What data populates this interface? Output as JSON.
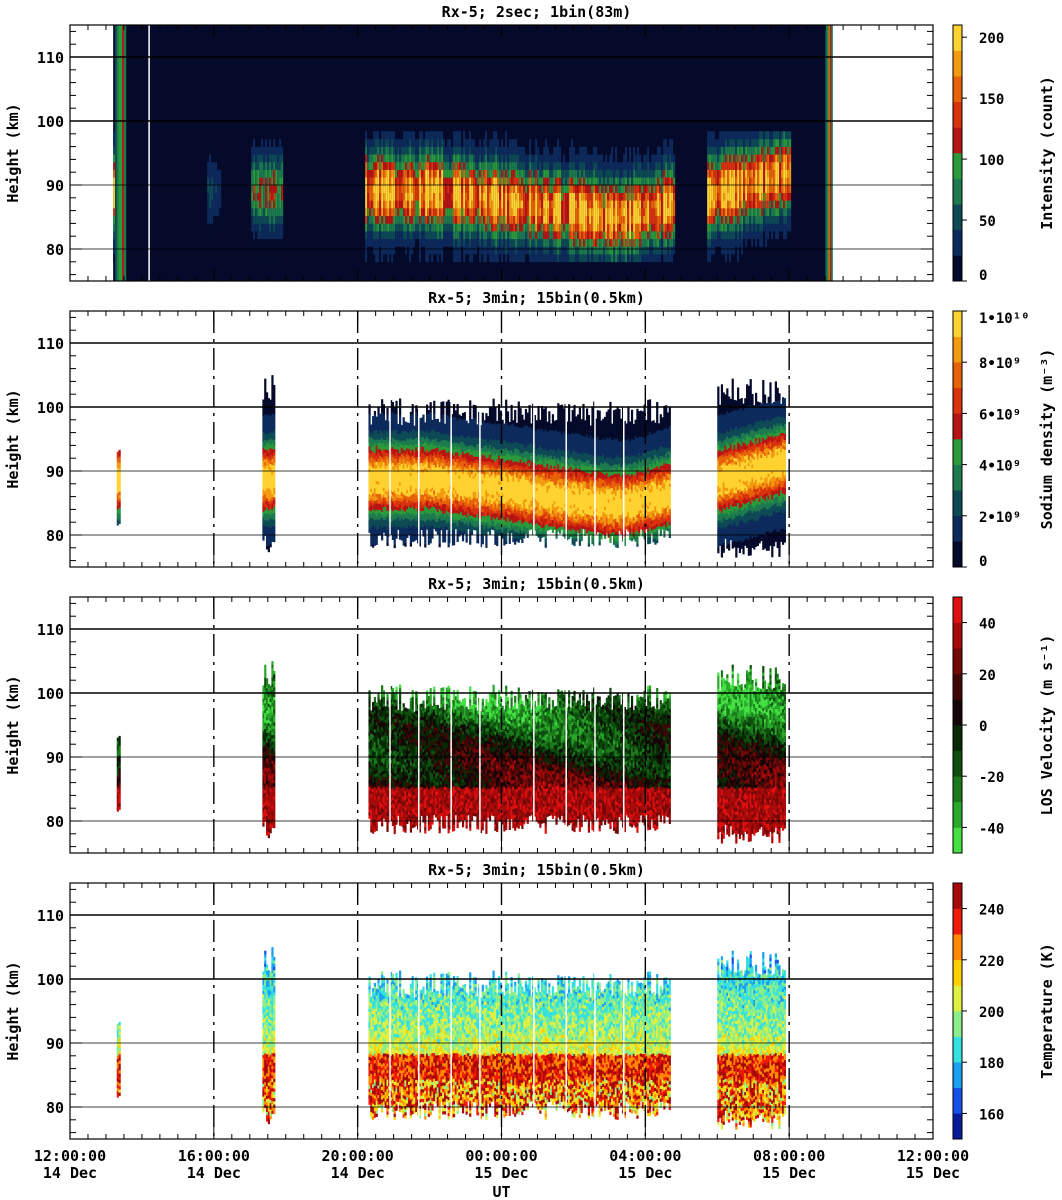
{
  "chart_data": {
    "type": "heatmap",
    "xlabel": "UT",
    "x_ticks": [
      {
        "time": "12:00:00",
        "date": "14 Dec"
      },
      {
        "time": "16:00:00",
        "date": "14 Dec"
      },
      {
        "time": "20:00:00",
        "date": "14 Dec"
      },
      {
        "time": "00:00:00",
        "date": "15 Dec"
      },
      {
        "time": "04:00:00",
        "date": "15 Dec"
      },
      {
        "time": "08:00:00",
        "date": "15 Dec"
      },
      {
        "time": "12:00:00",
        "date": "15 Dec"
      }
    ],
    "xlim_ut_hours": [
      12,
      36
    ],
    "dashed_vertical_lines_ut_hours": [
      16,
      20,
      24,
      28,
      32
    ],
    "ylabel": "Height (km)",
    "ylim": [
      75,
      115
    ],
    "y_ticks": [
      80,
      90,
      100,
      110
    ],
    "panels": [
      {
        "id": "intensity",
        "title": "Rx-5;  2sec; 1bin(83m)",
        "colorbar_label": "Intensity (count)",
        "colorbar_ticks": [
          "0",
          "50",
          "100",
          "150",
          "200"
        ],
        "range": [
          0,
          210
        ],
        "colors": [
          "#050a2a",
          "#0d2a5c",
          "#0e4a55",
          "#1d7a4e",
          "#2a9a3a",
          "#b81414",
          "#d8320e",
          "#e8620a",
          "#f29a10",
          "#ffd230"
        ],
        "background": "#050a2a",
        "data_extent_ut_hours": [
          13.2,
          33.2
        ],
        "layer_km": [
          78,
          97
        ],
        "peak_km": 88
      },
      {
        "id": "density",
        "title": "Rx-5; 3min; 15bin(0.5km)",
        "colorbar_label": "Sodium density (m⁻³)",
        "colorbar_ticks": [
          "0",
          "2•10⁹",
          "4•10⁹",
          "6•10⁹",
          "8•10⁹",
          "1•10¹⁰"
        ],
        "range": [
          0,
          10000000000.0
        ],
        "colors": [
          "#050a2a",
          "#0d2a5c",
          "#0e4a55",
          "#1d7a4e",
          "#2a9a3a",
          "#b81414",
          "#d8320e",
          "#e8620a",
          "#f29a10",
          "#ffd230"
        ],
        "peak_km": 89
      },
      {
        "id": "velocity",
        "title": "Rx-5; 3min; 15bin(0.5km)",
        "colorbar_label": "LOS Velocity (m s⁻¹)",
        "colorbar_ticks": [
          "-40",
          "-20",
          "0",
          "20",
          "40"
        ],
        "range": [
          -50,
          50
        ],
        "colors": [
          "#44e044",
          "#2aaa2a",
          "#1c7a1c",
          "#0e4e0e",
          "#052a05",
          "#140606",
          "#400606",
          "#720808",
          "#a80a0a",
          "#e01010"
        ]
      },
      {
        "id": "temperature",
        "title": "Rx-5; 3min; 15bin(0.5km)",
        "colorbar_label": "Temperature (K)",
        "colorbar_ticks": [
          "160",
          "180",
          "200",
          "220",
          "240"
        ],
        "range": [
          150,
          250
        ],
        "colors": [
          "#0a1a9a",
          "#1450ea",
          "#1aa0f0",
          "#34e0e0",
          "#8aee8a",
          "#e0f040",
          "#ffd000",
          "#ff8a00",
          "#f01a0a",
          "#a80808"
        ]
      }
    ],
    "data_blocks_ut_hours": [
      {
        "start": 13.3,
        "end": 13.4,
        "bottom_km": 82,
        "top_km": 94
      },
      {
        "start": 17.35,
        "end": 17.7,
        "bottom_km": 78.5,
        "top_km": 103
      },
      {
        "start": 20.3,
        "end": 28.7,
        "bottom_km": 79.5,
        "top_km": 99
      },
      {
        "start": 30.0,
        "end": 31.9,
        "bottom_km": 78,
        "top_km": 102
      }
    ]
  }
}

________________

DIRECTIVE: Which lines above hold the word "time"? Copy each of them.

EXERCISE RESULT:
        "time": "12:00:00",
        "time": "16:00:00",
        "time": "20:00:00",
        "time": "00:00:00",
        "time": "04:00:00",
        "time": "08:00:00",
        "time": "12:00:00",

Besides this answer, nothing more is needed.